Exercise details: Find and copy every line in the records that includes the string "What".

Records for this task:
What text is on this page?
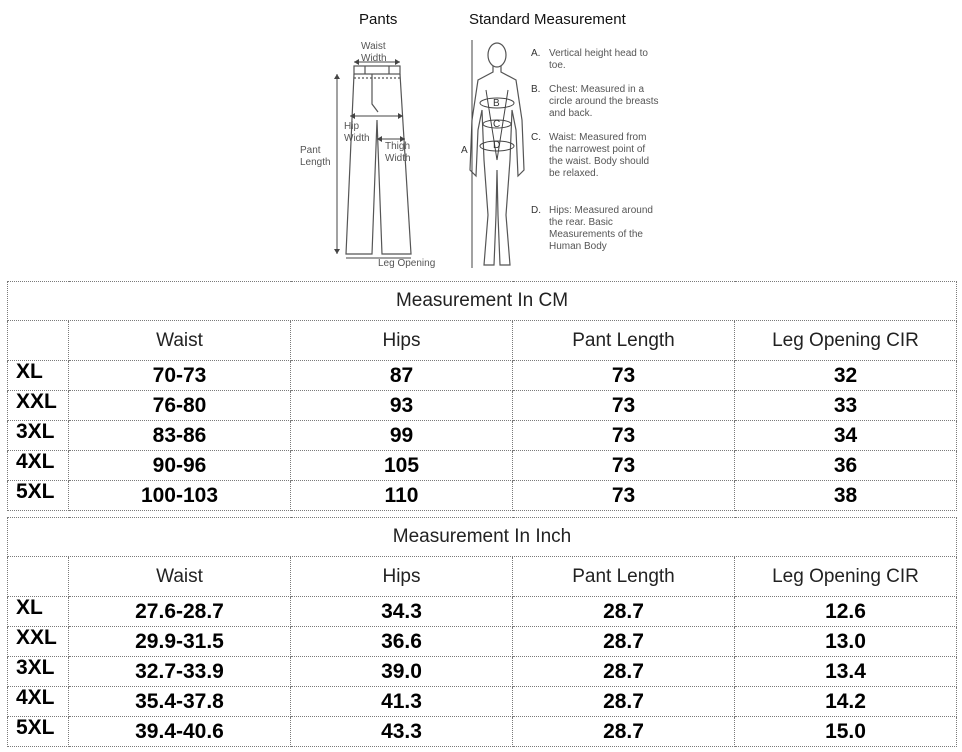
Pants
Waist
Width
Hip
Width
Pant
Length
Thigh
Width
Leg Opening
Standard Measurement
B
C
D
A
A. Vertical height head to toe.
B. Chest: Measured in a circle around the breasts and back.
C. Waist: Measured from the narrowest point of the waist. Body should be relaxed.
D. Hips: Measured around the rear. Basic Measurements of the Human Body
Measurement In CM				
	Waist	Hips	Pant Length	Leg Opening CIR
XL	70-73	87	73	32
XXL	76-80	93	73	33
3XL	83-86	99	73	34
4XL	90-96	105	73	36
5XL	100-103	110	73	38
Measurement In Inch				
	Waist	Hips	Pant Length	Leg Opening CIR
XL	27.6-28.7	34.3	28.7	12.6
XXL	29.9-31.5	36.6	28.7	13.0
3XL	32.7-33.9	39.0	28.7	13.4
4XL	35.4-37.8	41.3	28.7	14.2
5XL	39.4-40.6	43.3	28.7	15.0
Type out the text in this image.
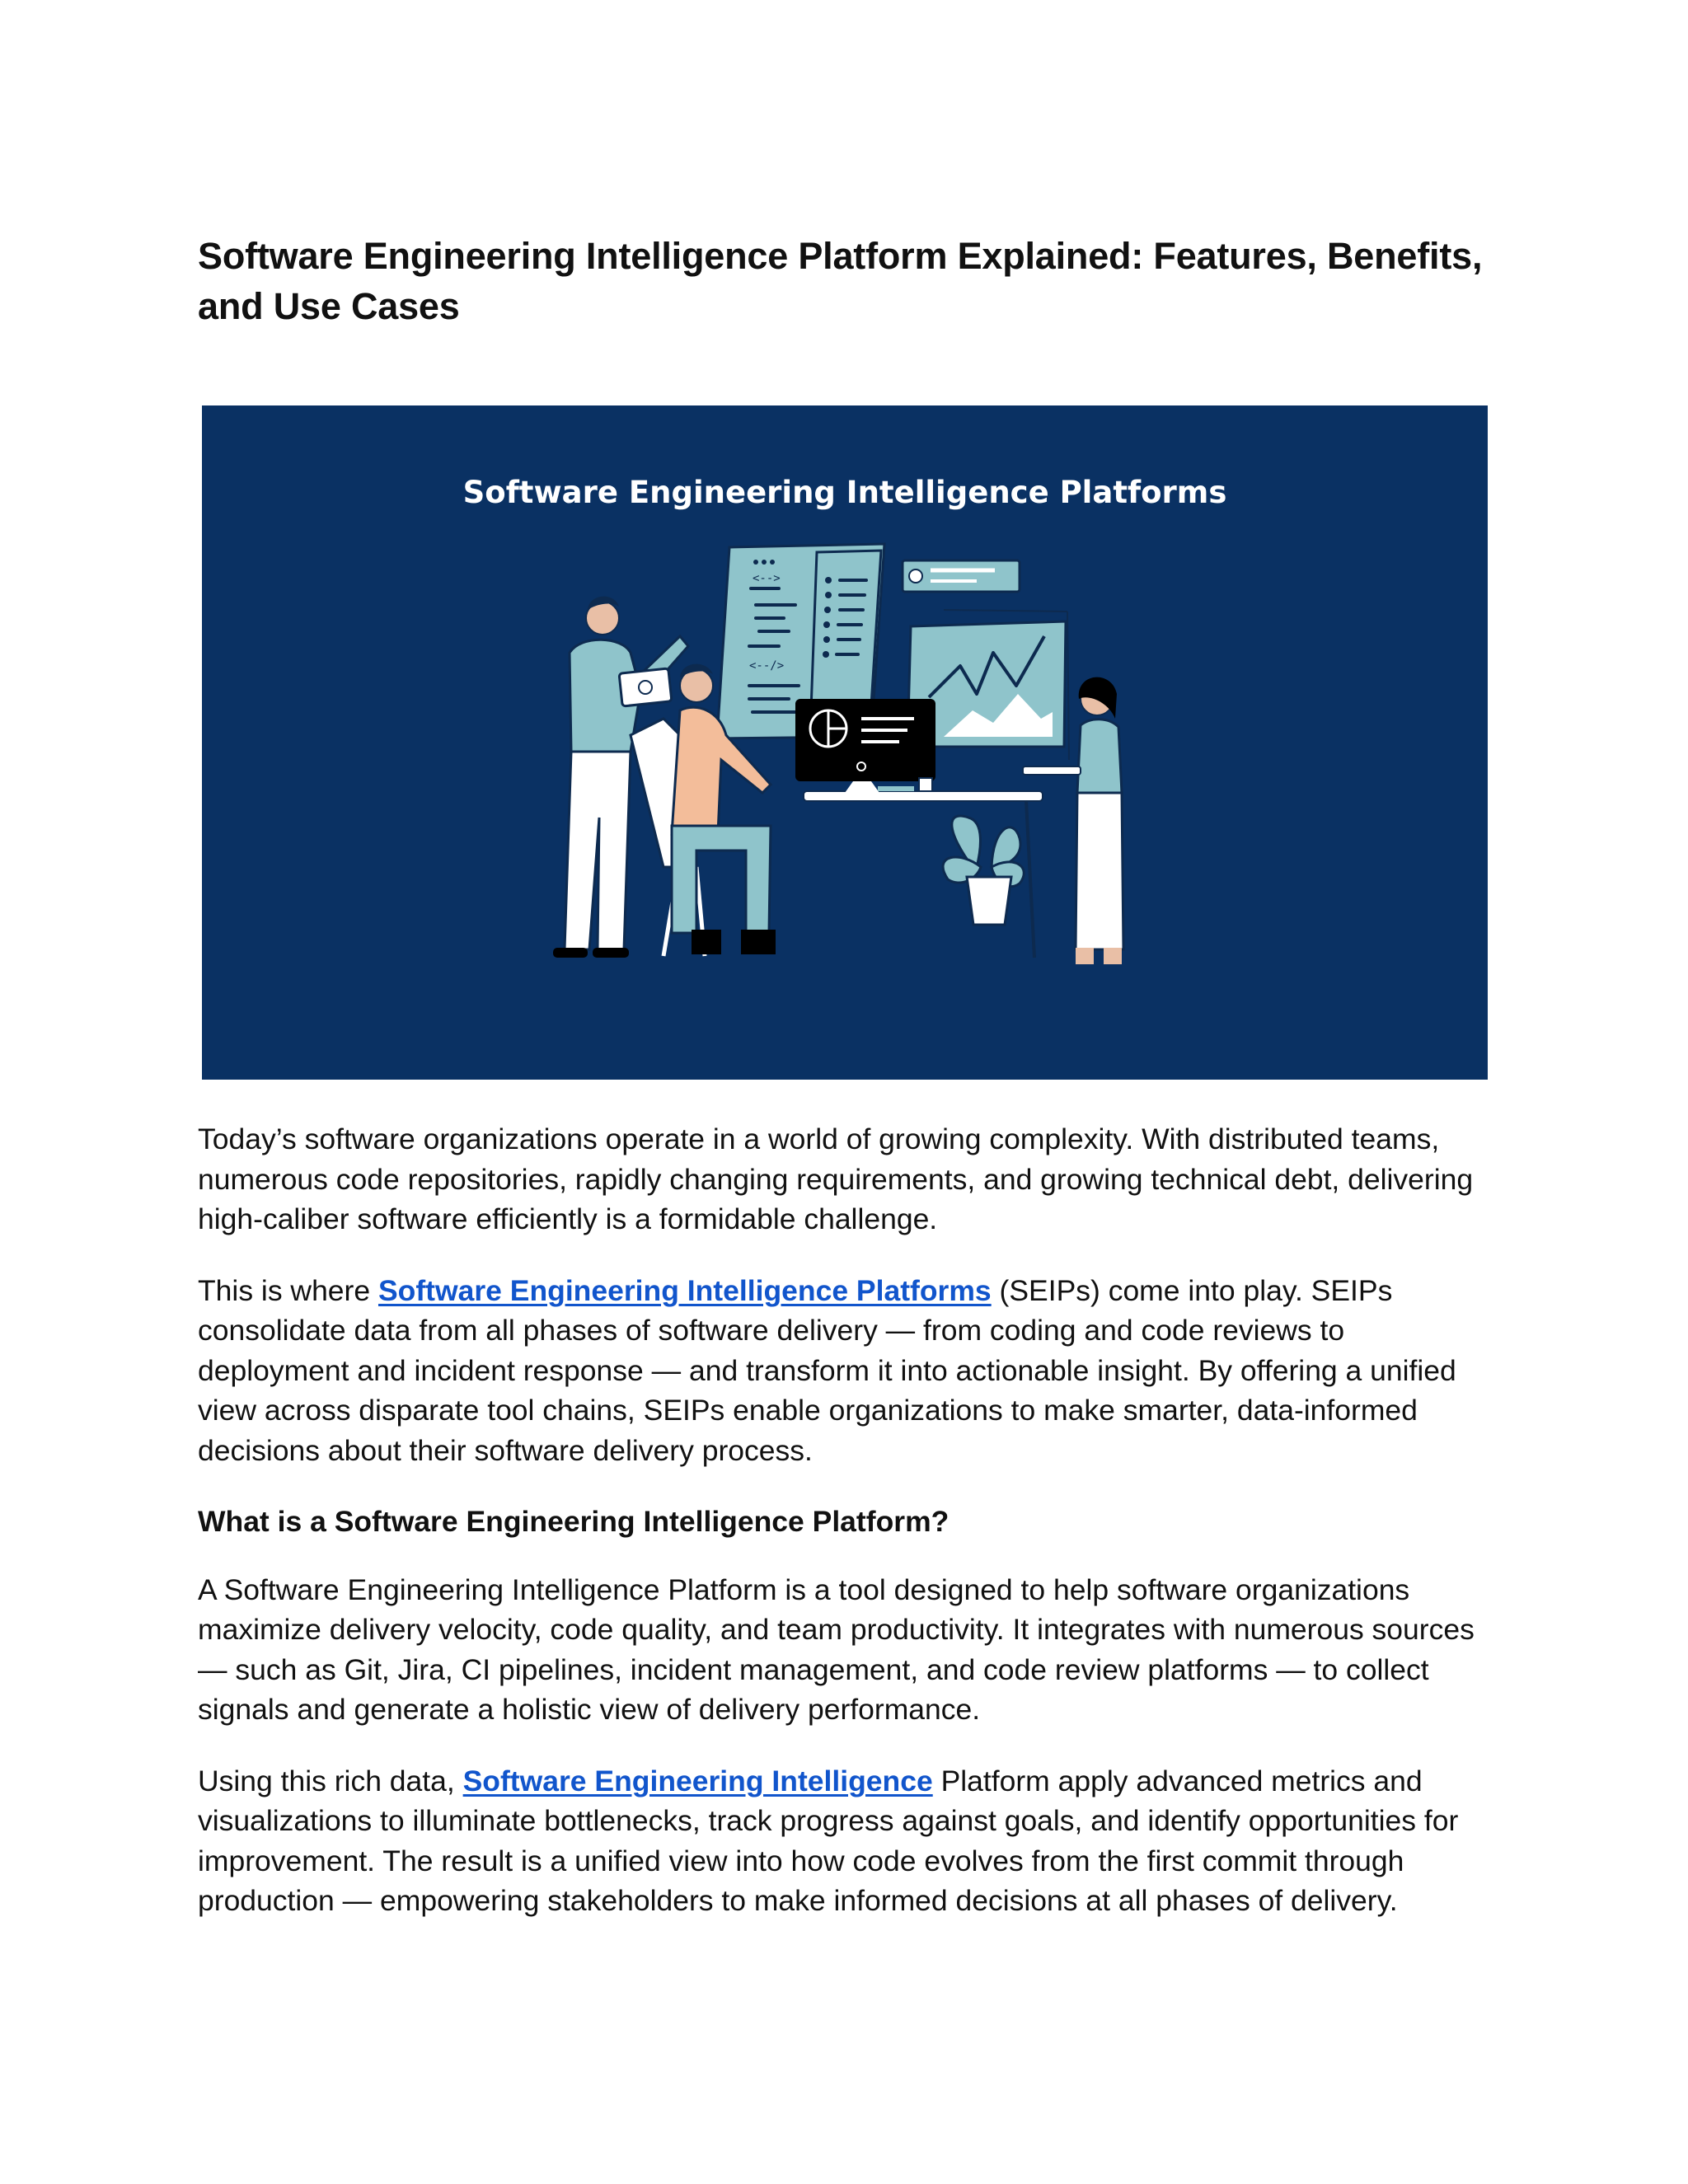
Software Engineering Intelligence Platform Explained: Features, Benefits, and Use Cases
Software Engineering Intelligence Platforms
<-->
<--/>

Today’s software organizations operate in a world of growing complexity. With distributed teams, numerous code repositories, rapidly changing requirements, and growing technical debt, delivering high-caliber software efficiently is a formidable challenge.

This is where Software Engineering Intelligence Platforms (SEIPs) come into play. SEIPs consolidate data from all phases of software delivery — from coding and code reviews to deployment and incident response — and transform it into actionable insight. By offering a unified view across disparate tool chains, SEIPs enable organizations to make smarter, data-informed decisions about their software delivery process.

What is a Software Engineering Intelligence Platform?

A Software Engineering Intelligence Platform is a tool designed to help software organizations maximize delivery velocity, code quality, and team productivity. It integrates with numerous sources — such as Git, Jira, CI pipelines, incident management, and code review platforms — to collect signals and generate a holistic view of delivery performance.

Using this rich data, Software Engineering Intelligence Platform apply advanced metrics and visualizations to illuminate bottlenecks, track progress against goals, and identify opportunities for improvement. The result is a unified view into how code evolves from the first commit through production — empowering stakeholders to make informed decisions at all phases of delivery.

Output:
What text is on this page?
What is a Software Engineering Intelligence Platform?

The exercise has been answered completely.